→ WHAT IS NEEDED
Your task is to transcribe the data in full.

→ INPUT RECORDS
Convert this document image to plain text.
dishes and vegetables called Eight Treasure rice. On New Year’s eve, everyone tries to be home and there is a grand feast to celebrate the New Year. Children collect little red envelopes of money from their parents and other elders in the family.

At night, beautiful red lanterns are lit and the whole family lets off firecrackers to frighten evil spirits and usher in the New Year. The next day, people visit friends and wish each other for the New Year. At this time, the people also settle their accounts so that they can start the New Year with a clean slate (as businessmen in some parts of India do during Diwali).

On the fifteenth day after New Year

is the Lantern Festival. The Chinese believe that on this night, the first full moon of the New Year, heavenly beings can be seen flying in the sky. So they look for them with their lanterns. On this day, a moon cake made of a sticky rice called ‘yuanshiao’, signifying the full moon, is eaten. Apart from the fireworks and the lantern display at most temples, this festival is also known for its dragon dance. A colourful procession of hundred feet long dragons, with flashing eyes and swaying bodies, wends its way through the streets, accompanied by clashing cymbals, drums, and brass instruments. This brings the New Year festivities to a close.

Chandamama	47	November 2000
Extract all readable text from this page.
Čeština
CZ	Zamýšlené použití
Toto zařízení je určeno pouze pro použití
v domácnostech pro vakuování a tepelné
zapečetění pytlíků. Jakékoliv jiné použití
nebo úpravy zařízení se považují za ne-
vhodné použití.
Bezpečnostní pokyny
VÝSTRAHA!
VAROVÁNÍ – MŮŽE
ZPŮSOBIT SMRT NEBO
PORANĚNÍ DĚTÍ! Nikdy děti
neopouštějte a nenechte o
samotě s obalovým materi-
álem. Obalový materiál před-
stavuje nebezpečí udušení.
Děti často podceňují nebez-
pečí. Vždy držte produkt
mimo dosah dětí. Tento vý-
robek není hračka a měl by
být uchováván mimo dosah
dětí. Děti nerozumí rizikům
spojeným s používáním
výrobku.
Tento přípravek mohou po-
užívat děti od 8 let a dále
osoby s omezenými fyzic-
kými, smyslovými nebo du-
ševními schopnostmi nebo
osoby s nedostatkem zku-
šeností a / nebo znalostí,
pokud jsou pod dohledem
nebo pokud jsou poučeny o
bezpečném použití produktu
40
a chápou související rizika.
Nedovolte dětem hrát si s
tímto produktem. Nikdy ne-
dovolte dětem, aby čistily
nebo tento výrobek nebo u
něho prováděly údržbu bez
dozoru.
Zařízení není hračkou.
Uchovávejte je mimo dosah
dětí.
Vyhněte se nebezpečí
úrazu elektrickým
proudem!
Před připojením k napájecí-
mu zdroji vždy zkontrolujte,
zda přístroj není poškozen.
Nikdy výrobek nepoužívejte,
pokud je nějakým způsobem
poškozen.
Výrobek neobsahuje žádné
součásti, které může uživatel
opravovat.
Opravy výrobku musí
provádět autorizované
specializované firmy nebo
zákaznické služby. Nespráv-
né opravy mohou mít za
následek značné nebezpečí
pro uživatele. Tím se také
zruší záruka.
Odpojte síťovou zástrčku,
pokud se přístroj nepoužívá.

→ EXERCISE SOLUTION
Convert this document image to plain text.
dishes and vegetables called Eight Treasure rice. On New Year’s eve, everyone tries to be home and there is a grand feast to celebrate the New Year. Children collect little red envelopes of money from their parents and other elders in the family.

At night, beautiful red lanterns are lit and the whole family lets off firecrackers to frighten evil spirits and usher in the New Year. The next day, people visit friends and wish each other for the New Year. At this time, the people also settle their accounts so that they can start the New Year with a clean slate (as businessmen in some parts of India do during Diwali).

On the fifteenth day after New Year

is the Lantern Festival. The Chinese believe that on this night, the first full moon of the New Year, heavenly beings can be seen flying in the sky. So they look for them with their lanterns. On this day, a moon cake made of a sticky rice called ‘yuanshiao’, signifying the full moon, is eaten. Apart from the fireworks and the lantern display at most temples, this festival is also known for its dragon dance. A colourful procession of hundred feet long dragons, with flashing eyes and swaying bodies, wends its way through the streets, accompanied by clashing cymbals, drums, and brass instruments. This brings the New Year festivities to a close.

Chandamama	47	November 2000
Extract all readable text from this page.
Čeština
CZ	Zamýšlené použití
Toto zařízení je určeno pouze pro použití
v domácnostech pro vakuování a tepelné
zapečetění pytlíků. Jakékoliv jiné použití
nebo úpravy zařízení se považují za ne-
vhodné použití.
Bezpečnostní pokyny
VÝSTRAHA!
VAROVÁNÍ – MŮŽE
ZPŮSOBIT SMRT NEBO
PORANĚNÍ DĚTÍ! Nikdy děti
neopouštějte a nenechte o
samotě s obalovým materi-
álem. Obalový materiál před-
stavuje nebezpečí udušení.
Děti často podceňují nebez-
pečí. Vždy držte produkt
mimo dosah dětí. Tento vý-
robek není hračka a měl by
být uchováván mimo dosah
dětí. Děti nerozumí rizikům
spojeným s používáním
výrobku.
Tento přípravek mohou po-
užívat děti od 8 let a dále
osoby s omezenými fyzic-
kými, smyslovými nebo du-
ševními schopnostmi nebo
osoby s nedostatkem zku-
šeností a / nebo znalostí,
pokud jsou pod dohledem
nebo pokud jsou poučeny o
bezpečném použití produktu
40
a chápou související rizika.
Nedovolte dětem hrát si s
tímto produktem. Nikdy ne-
dovolte dětem, aby čistily
nebo tento výrobek nebo u
něho prováděly údržbu bez
dozoru.
Zařízení není hračkou.
Uchovávejte je mimo dosah
dětí.
Vyhněte se nebezpečí
úrazu elektrickým
proudem!
Před připojením k napájecí-
mu zdroji vždy zkontrolujte,
zda přístroj není poškozen.
Nikdy výrobek nepoužívejte,
pokud je nějakým způsobem
poškozen.
Výrobek neobsahuje žádné
součásti, které může uživatel
opravovat.
Opravy výrobku musí
provádět autorizované
specializované firmy nebo
zákaznické služby. Nespráv-
né opravy mohou mít za
následek značné nebezpečí
pro uživatele. Tím se také
zruší záruka.
Odpojte síťovou zástrčku,
pokud se přístroj nepoužívá.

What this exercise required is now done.